Extract the full set of records that follows, word for word.
## start Provided entries
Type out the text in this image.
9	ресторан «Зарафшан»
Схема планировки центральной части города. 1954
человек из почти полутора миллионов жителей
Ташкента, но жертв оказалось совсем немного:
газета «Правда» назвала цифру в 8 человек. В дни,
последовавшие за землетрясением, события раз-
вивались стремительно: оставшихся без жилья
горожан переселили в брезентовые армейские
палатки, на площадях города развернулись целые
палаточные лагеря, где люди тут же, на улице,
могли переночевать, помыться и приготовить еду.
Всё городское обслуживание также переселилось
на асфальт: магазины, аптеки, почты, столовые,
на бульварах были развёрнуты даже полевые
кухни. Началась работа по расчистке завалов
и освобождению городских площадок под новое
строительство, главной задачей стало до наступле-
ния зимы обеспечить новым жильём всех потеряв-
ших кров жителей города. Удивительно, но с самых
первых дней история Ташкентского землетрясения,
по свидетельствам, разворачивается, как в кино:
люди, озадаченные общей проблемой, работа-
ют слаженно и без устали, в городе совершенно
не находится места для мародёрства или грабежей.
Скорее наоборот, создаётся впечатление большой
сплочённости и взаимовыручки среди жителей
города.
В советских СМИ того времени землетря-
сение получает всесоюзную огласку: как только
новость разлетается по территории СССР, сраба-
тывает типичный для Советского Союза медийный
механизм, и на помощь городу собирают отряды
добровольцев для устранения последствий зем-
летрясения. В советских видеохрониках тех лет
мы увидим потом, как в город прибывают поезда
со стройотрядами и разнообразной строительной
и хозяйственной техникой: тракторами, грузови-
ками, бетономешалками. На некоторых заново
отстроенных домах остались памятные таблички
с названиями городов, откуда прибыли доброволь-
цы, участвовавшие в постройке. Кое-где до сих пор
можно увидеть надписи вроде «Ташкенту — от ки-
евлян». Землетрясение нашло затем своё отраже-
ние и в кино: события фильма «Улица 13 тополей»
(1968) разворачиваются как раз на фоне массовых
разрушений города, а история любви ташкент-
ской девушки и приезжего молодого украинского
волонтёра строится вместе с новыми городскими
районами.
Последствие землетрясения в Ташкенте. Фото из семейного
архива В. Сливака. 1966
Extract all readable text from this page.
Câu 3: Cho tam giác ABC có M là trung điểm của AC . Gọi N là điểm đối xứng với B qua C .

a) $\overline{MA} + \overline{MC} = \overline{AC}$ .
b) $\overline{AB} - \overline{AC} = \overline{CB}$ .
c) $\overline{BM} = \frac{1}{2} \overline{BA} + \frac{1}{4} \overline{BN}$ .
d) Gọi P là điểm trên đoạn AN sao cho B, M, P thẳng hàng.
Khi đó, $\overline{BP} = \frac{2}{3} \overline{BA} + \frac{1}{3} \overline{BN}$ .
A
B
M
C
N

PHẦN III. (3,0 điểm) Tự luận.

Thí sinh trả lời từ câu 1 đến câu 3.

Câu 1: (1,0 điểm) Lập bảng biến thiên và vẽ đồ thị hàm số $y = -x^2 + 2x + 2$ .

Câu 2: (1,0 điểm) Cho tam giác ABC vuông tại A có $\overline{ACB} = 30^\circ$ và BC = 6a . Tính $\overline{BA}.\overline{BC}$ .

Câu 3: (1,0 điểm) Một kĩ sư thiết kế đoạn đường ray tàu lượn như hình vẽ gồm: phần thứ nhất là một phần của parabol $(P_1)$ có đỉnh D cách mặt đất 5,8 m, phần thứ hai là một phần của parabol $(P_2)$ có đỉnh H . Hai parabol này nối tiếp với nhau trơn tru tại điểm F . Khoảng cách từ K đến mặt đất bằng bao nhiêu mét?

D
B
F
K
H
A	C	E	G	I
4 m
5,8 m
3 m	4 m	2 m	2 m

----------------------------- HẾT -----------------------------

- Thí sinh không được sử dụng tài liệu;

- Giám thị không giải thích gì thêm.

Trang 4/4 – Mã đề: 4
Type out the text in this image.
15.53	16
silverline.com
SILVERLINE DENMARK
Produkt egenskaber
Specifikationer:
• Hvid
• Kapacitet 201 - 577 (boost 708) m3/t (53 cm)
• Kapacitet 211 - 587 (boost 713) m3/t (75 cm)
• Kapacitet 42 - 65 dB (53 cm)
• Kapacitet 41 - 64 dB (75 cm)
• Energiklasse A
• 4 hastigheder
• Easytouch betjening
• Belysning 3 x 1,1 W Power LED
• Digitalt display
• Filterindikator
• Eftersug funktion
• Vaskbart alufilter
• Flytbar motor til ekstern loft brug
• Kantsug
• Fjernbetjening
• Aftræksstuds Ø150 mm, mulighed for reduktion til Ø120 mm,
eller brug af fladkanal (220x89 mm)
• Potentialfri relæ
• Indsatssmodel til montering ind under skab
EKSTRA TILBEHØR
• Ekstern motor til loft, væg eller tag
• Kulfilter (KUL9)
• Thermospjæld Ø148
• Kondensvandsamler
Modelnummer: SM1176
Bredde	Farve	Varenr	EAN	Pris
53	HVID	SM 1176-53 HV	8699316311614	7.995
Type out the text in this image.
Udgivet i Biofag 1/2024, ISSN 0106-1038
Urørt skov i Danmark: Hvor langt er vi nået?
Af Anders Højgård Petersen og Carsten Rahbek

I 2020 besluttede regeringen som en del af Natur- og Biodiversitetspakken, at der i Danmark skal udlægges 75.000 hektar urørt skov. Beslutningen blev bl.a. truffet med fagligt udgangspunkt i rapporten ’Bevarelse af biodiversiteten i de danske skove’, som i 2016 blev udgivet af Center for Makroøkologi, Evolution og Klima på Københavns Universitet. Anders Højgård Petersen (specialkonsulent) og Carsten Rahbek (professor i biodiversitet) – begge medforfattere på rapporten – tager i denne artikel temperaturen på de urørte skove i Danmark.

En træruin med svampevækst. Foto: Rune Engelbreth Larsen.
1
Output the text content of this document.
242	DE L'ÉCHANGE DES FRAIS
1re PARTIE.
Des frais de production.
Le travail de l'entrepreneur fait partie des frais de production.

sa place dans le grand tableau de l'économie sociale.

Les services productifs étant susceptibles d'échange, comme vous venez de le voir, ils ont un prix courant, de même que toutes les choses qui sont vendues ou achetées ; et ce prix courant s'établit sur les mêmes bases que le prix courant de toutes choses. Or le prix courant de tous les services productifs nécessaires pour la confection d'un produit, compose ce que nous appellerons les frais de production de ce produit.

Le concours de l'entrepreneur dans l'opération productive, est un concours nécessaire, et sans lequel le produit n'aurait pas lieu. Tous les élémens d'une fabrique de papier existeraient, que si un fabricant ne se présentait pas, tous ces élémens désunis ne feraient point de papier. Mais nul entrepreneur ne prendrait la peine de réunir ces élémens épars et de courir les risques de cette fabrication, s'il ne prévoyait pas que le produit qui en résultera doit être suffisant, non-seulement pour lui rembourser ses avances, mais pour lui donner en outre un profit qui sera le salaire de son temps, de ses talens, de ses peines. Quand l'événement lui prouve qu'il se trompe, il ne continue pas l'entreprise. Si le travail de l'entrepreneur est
## end Provided entries
_Exercise answer_
Type out the text in this image.
9	ресторан «Зарафшан»
Схема планировки центральной части города. 1954
человек из почти полутора миллионов жителей
Ташкента, но жертв оказалось совсем немного:
газета «Правда» назвала цифру в 8 человек. В дни,
последовавшие за землетрясением, события раз-
вивались стремительно: оставшихся без жилья
горожан переселили в брезентовые армейские
палатки, на площадях города развернулись целые
палаточные лагеря, где люди тут же, на улице,
могли переночевать, помыться и приготовить еду.
Всё городское обслуживание также переселилось
на асфальт: магазины, аптеки, почты, столовые,
на бульварах были развёрнуты даже полевые
кухни. Началась работа по расчистке завалов
и освобождению городских площадок под новое
строительство, главной задачей стало до наступле-
ния зимы обеспечить новым жильём всех потеряв-
ших кров жителей города. Удивительно, но с самых
первых дней история Ташкентского землетрясения,
по свидетельствам, разворачивается, как в кино:
люди, озадаченные общей проблемой, работа-
ют слаженно и без устали, в городе совершенно
не находится места для мародёрства или грабежей.
Скорее наоборот, создаётся впечатление большой
сплочённости и взаимовыручки среди жителей
города.
В советских СМИ того времени землетря-
сение получает всесоюзную огласку: как только
новость разлетается по территории СССР, сраба-
тывает типичный для Советского Союза медийный
механизм, и на помощь городу собирают отряды
добровольцев для устранения последствий зем-
летрясения. В советских видеохрониках тех лет
мы увидим потом, как в город прибывают поезда
со стройотрядами и разнообразной строительной
и хозяйственной техникой: тракторами, грузови-
ками, бетономешалками. На некоторых заново
отстроенных домах остались памятные таблички
с названиями городов, откуда прибыли доброволь-
цы, участвовавшие в постройке. Кое-где до сих пор
можно увидеть надписи вроде «Ташкенту — от ки-
евлян». Землетрясение нашло затем своё отраже-
ние и в кино: события фильма «Улица 13 тополей»
(1968) разворачиваются как раз на фоне массовых
разрушений города, а история любви ташкент-
ской девушки и приезжего молодого украинского
волонтёра строится вместе с новыми городскими
районами.
Последствие землетрясения в Ташкенте. Фото из семейного
архива В. Сливака. 1966
Extract all readable text from this page.
Câu 3: Cho tam giác ABC có M là trung điểm của AC . Gọi N là điểm đối xứng với B qua C .

a) $\overline{MA} + \overline{MC} = \overline{AC}$ .
b) $\overline{AB} - \overline{AC} = \overline{CB}$ .
c) $\overline{BM} = \frac{1}{2} \overline{BA} + \frac{1}{4} \overline{BN}$ .
d) Gọi P là điểm trên đoạn AN sao cho B, M, P thẳng hàng.
Khi đó, $\overline{BP} = \frac{2}{3} \overline{BA} + \frac{1}{3} \overline{BN}$ .
A
B
M
C
N

PHẦN III. (3,0 điểm) Tự luận.

Thí sinh trả lời từ câu 1 đến câu 3.

Câu 1: (1,0 điểm) Lập bảng biến thiên và vẽ đồ thị hàm số $y = -x^2 + 2x + 2$ .

Câu 2: (1,0 điểm) Cho tam giác ABC vuông tại A có $\overline{ACB} = 30^\circ$ và BC = 6a . Tính $\overline{BA}.\overline{BC}$ .

Câu 3: (1,0 điểm) Một kĩ sư thiết kế đoạn đường ray tàu lượn như hình vẽ gồm: phần thứ nhất là một phần của parabol $(P_1)$ có đỉnh D cách mặt đất 5,8 m, phần thứ hai là một phần của parabol $(P_2)$ có đỉnh H . Hai parabol này nối tiếp với nhau trơn tru tại điểm F . Khoảng cách từ K đến mặt đất bằng bao nhiêu mét?

D
B
F
K
H
A	C	E	G	I
4 m
5,8 m
3 m	4 m	2 m	2 m

----------------------------- HẾT -----------------------------

- Thí sinh không được sử dụng tài liệu;

- Giám thị không giải thích gì thêm.

Trang 4/4 – Mã đề: 4
Type out the text in this image.
15.53	16
silverline.com
SILVERLINE DENMARK
Produkt egenskaber
Specifikationer:
• Hvid
• Kapacitet 201 - 577 (boost 708) m3/t (53 cm)
• Kapacitet 211 - 587 (boost 713) m3/t (75 cm)
• Kapacitet 42 - 65 dB (53 cm)
• Kapacitet 41 - 64 dB (75 cm)
• Energiklasse A
• 4 hastigheder
• Easytouch betjening
• Belysning 3 x 1,1 W Power LED
• Digitalt display
• Filterindikator
• Eftersug funktion
• Vaskbart alufilter
• Flytbar motor til ekstern loft brug
• Kantsug
• Fjernbetjening
• Aftræksstuds Ø150 mm, mulighed for reduktion til Ø120 mm,
eller brug af fladkanal (220x89 mm)
• Potentialfri relæ
• Indsatssmodel til montering ind under skab
EKSTRA TILBEHØR
• Ekstern motor til loft, væg eller tag
• Kulfilter (KUL9)
• Thermospjæld Ø148
• Kondensvandsamler
Modelnummer: SM1176
Bredde	Farve	Varenr	EAN	Pris
53	HVID	SM 1176-53 HV	8699316311614	7.995
Type out the text in this image.
Udgivet i Biofag 1/2024, ISSN 0106-1038
Urørt skov i Danmark: Hvor langt er vi nået?
Af Anders Højgård Petersen og Carsten Rahbek

I 2020 besluttede regeringen som en del af Natur- og Biodiversitetspakken, at der i Danmark skal udlægges 75.000 hektar urørt skov. Beslutningen blev bl.a. truffet med fagligt udgangspunkt i rapporten ’Bevarelse af biodiversiteten i de danske skove’, som i 2016 blev udgivet af Center for Makroøkologi, Evolution og Klima på Københavns Universitet. Anders Højgård Petersen (specialkonsulent) og Carsten Rahbek (professor i biodiversitet) – begge medforfattere på rapporten – tager i denne artikel temperaturen på de urørte skove i Danmark.

En træruin med svampevækst. Foto: Rune Engelbreth Larsen.
1
Output the text content of this document.
242	DE L'ÉCHANGE DES FRAIS
1re PARTIE.
Des frais de production.
Le travail de l'entrepreneur fait partie des frais de production.

sa place dans le grand tableau de l'économie sociale.

Les services productifs étant susceptibles d'échange, comme vous venez de le voir, ils ont un prix courant, de même que toutes les choses qui sont vendues ou achetées ; et ce prix courant s'établit sur les mêmes bases que le prix courant de toutes choses. Or le prix courant de tous les services productifs nécessaires pour la confection d'un produit, compose ce que nous appellerons les frais de production de ce produit.

Le concours de l'entrepreneur dans l'opération productive, est un concours nécessaire, et sans lequel le produit n'aurait pas lieu. Tous les élémens d'une fabrique de papier existeraient, que si un fabricant ne se présentait pas, tous ces élémens désunis ne feraient point de papier. Mais nul entrepreneur ne prendrait la peine de réunir ces élémens épars et de courir les risques de cette fabrication, s'il ne prévoyait pas que le produit qui en résultera doit être suffisant, non-seulement pour lui rembourser ses avances, mais pour lui donner en outre un profit qui sera le salaire de son temps, de ses talens, de ses peines. Quand l'événement lui prouve qu'il se trompe, il ne continue pas l'entreprise. Si le travail de l'entrepreneur est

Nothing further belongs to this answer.